TASK REQUIREMENTS
Set all the material down again unchanged, without the pictures.

[Start of RECORD SET]

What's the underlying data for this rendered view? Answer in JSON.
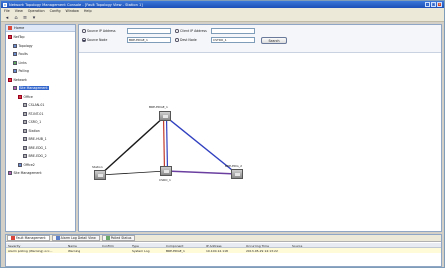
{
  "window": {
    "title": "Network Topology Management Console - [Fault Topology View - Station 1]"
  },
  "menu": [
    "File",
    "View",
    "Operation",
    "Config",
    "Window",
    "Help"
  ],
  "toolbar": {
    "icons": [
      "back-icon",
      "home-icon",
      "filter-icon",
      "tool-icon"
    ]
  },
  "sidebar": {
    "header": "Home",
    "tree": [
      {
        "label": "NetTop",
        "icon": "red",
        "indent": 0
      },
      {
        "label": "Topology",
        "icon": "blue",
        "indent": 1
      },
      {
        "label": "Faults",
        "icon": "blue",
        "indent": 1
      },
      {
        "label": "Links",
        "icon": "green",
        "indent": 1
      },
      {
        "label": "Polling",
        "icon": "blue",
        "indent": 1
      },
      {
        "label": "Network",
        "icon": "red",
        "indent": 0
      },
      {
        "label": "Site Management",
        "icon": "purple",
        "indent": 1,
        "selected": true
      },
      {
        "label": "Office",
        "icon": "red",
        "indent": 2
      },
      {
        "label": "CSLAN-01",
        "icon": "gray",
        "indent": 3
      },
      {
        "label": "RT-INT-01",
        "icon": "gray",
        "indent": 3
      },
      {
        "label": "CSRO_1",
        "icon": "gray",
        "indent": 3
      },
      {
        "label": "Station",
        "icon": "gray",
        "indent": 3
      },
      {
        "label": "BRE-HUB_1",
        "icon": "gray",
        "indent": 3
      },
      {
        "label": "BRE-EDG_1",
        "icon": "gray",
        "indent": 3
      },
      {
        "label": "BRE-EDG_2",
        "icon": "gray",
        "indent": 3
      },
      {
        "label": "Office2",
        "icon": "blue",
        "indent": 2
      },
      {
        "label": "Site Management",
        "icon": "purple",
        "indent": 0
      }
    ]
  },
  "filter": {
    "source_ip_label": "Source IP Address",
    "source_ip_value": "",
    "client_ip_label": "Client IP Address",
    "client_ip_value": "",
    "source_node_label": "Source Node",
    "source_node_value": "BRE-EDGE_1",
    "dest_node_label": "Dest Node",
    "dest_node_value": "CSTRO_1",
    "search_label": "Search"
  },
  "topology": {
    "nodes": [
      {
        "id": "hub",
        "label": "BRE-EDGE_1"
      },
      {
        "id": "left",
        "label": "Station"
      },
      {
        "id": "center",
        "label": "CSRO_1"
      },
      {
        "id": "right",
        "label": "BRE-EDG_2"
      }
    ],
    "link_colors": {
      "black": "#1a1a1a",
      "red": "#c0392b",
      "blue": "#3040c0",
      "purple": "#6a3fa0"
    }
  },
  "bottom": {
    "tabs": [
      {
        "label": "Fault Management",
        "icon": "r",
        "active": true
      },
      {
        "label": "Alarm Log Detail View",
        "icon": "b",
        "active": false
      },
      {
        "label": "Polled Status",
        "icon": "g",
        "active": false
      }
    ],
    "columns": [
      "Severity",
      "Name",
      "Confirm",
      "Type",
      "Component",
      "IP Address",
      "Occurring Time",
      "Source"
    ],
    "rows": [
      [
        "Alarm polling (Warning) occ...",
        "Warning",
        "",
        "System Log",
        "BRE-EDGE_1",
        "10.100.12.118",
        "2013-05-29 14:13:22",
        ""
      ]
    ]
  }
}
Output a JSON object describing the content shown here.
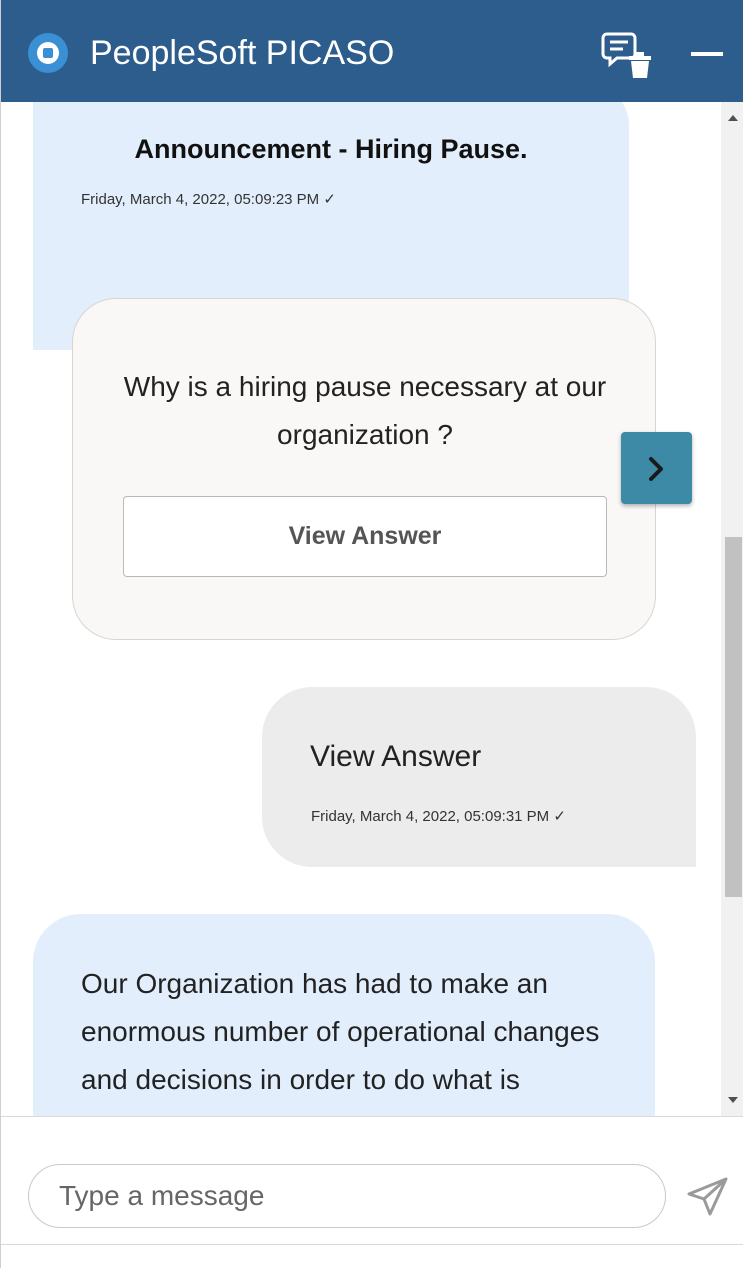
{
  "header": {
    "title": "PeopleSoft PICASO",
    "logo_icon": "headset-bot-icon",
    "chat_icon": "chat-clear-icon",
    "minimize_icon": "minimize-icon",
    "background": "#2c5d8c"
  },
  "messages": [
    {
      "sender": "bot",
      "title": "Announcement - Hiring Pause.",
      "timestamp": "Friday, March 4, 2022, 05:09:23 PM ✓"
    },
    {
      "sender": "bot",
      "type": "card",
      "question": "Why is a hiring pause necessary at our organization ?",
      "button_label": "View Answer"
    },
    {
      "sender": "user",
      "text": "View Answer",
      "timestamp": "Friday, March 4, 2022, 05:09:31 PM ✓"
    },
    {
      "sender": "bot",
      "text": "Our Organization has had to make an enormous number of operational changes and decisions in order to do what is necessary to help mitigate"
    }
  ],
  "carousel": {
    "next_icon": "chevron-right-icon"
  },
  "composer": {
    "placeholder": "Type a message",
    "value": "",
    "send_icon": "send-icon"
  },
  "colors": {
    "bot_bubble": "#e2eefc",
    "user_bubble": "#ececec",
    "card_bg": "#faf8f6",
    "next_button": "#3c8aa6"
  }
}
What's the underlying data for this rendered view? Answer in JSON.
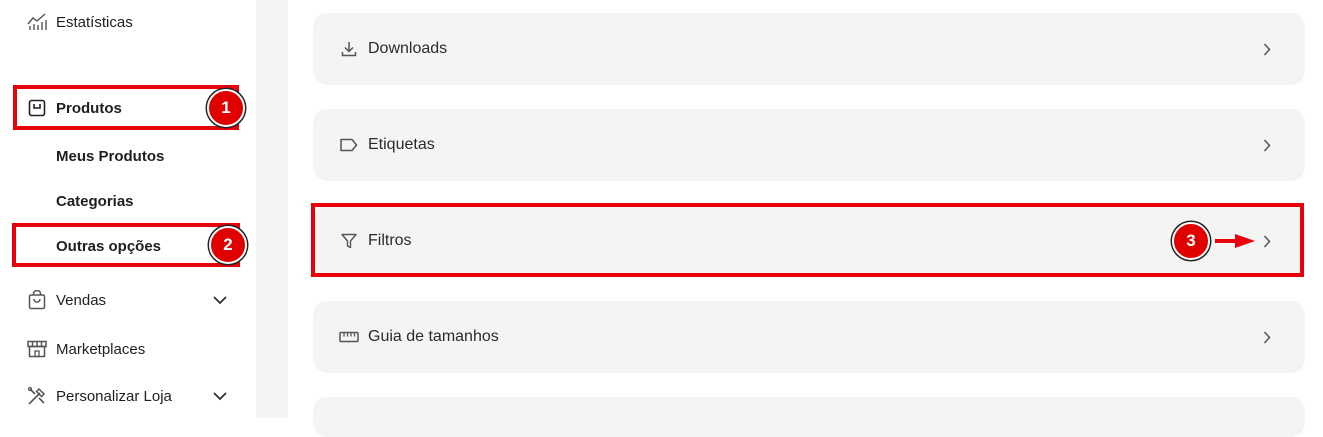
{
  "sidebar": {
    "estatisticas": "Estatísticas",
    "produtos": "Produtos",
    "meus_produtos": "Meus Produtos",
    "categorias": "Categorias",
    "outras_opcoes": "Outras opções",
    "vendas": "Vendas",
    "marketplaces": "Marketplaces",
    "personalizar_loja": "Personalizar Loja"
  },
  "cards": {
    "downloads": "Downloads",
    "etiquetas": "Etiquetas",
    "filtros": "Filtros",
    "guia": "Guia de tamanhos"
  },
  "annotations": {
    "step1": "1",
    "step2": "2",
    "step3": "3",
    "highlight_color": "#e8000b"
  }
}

[End of RECORD SET]

COMPLETE ANSWER
What's the underlying data for this rendered view? Answer in JSON.
{
  "window": {
    "title": "Network Topology Management Console - [Fault Topology View - Station 1]"
  },
  "menu": [
    "File",
    "View",
    "Operation",
    "Config",
    "Window",
    "Help"
  ],
  "toolbar": {
    "icons": [
      "back-icon",
      "home-icon",
      "filter-icon",
      "tool-icon"
    ]
  },
  "sidebar": {
    "header": "Home",
    "tree": [
      {
        "label": "NetTop",
        "icon": "red",
        "indent": 0
      },
      {
        "label": "Topology",
        "icon": "blue",
        "indent": 1
      },
      {
        "label": "Faults",
        "icon": "blue",
        "indent": 1
      },
      {
        "label": "Links",
        "icon": "green",
        "indent": 1
      },
      {
        "label": "Polling",
        "icon": "blue",
        "indent": 1
      },
      {
        "label": "Network",
        "icon": "red",
        "indent": 0
      },
      {
        "label": "Site Management",
        "icon": "purple",
        "indent": 1,
        "selected": true
      },
      {
        "label": "Office",
        "icon": "red",
        "indent": 2
      },
      {
        "label": "CSLAN-01",
        "icon": "gray",
        "indent": 3
      },
      {
        "label": "RT-INT-01",
        "icon": "gray",
        "indent": 3
      },
      {
        "label": "CSRO_1",
        "icon": "gray",
        "indent": 3
      },
      {
        "label": "Station",
        "icon": "gray",
        "indent": 3
      },
      {
        "label": "BRE-HUB_1",
        "icon": "gray",
        "indent": 3
      },
      {
        "label": "BRE-EDG_1",
        "icon": "gray",
        "indent": 3
      },
      {
        "label": "BRE-EDG_2",
        "icon": "gray",
        "indent": 3
      },
      {
        "label": "Office2",
        "icon": "blue",
        "indent": 2
      },
      {
        "label": "Site Management",
        "icon": "purple",
        "indent": 0
      }
    ]
  },
  "filter": {
    "source_ip_label": "Source IP Address",
    "source_ip_value": "",
    "client_ip_label": "Client IP Address",
    "client_ip_value": "",
    "source_node_label": "Source Node",
    "source_node_value": "BRE-EDGE_1",
    "dest_node_label": "Dest Node",
    "dest_node_value": "CSTRO_1",
    "search_label": "Search"
  },
  "topology": {
    "nodes": [
      {
        "id": "hub",
        "label": "BRE-EDGE_1"
      },
      {
        "id": "left",
        "label": "Station"
      },
      {
        "id": "center",
        "label": "CSRO_1"
      },
      {
        "id": "right",
        "label": "BRE-EDG_2"
      }
    ],
    "link_colors": {
      "black": "#1a1a1a",
      "red": "#c0392b",
      "blue": "#3040c0",
      "purple": "#6a3fa0"
    }
  },
  "bottom": {
    "tabs": [
      {
        "label": "Fault Management",
        "icon": "r",
        "active": true
      },
      {
        "label": "Alarm Log Detail View",
        "icon": "b",
        "active": false
      },
      {
        "label": "Polled Status",
        "icon": "g",
        "active": false
      }
    ],
    "columns": [
      "Severity",
      "Name",
      "Confirm",
      "Type",
      "Component",
      "IP Address",
      "Occurring Time",
      "Source"
    ],
    "rows": [
      [
        "Alarm polling (Warning) occ...",
        "Warning",
        "",
        "System Log",
        "BRE-EDGE_1",
        "10.100.12.118",
        "2013-05-29 14:13:22",
        ""
      ]
    ]
  }
}
Output a JSON object describing the content shown here.
{
  "header": {
    "title": "PeopleSoft PICASO",
    "logo_icon": "headset-bot-icon",
    "chat_icon": "chat-clear-icon",
    "minimize_icon": "minimize-icon",
    "background": "#2c5d8c"
  },
  "messages": [
    {
      "sender": "bot",
      "title": "Announcement - Hiring Pause.",
      "timestamp": "Friday, March 4, 2022, 05:09:23 PM ✓"
    },
    {
      "sender": "bot",
      "type": "card",
      "question": "Why is a hiring pause necessary at our organization ?",
      "button_label": "View Answer"
    },
    {
      "sender": "user",
      "text": "View Answer",
      "timestamp": "Friday, March 4, 2022, 05:09:31 PM ✓"
    },
    {
      "sender": "bot",
      "text": "Our Organization has had to make an enormous number of operational changes and decisions in order to do what is necessary to help mitigate"
    }
  ],
  "carousel": {
    "next_icon": "chevron-right-icon"
  },
  "composer": {
    "placeholder": "Type a message",
    "value": "",
    "send_icon": "send-icon"
  },
  "colors": {
    "bot_bubble": "#e2eefc",
    "user_bubble": "#ececec",
    "card_bg": "#faf8f6",
    "next_button": "#3c8aa6"
  }
}
What's the underlying data for this rendered view? Answer in JSON.
{
  "sidebar": {
    "estatisticas": "Estatísticas",
    "produtos": "Produtos",
    "meus_produtos": "Meus Produtos",
    "categorias": "Categorias",
    "outras_opcoes": "Outras opções",
    "vendas": "Vendas",
    "marketplaces": "Marketplaces",
    "personalizar_loja": "Personalizar Loja"
  },
  "cards": {
    "downloads": "Downloads",
    "etiquetas": "Etiquetas",
    "filtros": "Filtros",
    "guia": "Guia de tamanhos"
  },
  "annotations": {
    "step1": "1",
    "step2": "2",
    "step3": "3",
    "highlight_color": "#e8000b"
  }
}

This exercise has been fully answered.